"""

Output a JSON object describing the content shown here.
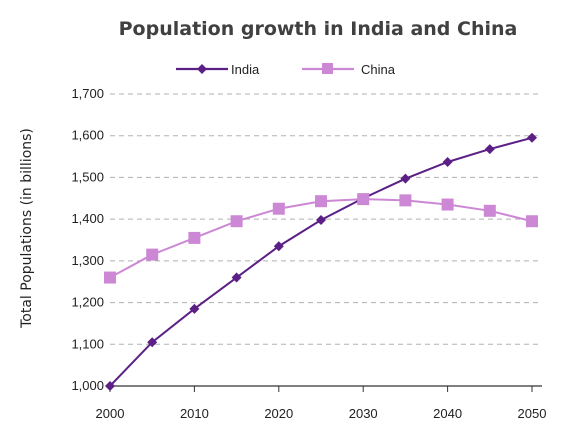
{
  "chart_data": {
    "type": "line",
    "title": "Population growth in India and China",
    "ylabel": "Total Populations (in billions)",
    "xlabel": "",
    "x": [
      2000,
      2005,
      2010,
      2015,
      2020,
      2025,
      2030,
      2035,
      2040,
      2045,
      2050
    ],
    "x_tick_labels": [
      "2000",
      "2010",
      "2020",
      "2030",
      "2040",
      "2050"
    ],
    "x_ticks": [
      2000,
      2010,
      2020,
      2030,
      2040,
      2050
    ],
    "y_tick_labels": [
      "1,000",
      "1,100",
      "1,200",
      "1,300",
      "1,400",
      "1,500",
      "1,600",
      "1,700"
    ],
    "y_ticks": [
      1000,
      1100,
      1200,
      1300,
      1400,
      1500,
      1600,
      1700
    ],
    "xlim": [
      2000,
      2050
    ],
    "ylim": [
      1000,
      1700
    ],
    "grid": "horizontal dashed",
    "legend_position": "top-center",
    "series": [
      {
        "name": "India",
        "color": "#5b1f86",
        "marker": "diamond",
        "values": [
          1000,
          1105,
          1185,
          1260,
          1335,
          1398,
          1450,
          1497,
          1537,
          1568,
          1595
        ]
      },
      {
        "name": "China",
        "color": "#cc88d4",
        "marker": "square",
        "values": [
          1260,
          1315,
          1355,
          1395,
          1425,
          1443,
          1448,
          1445,
          1435,
          1420,
          1395
        ]
      }
    ]
  }
}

"""

- _GOAL OF THE EXERCISE_
Copy every line of the listing containing the string "China".

- _EXERCISE RESULT_
    "title": "Population growth in India and China",
        "name": "China",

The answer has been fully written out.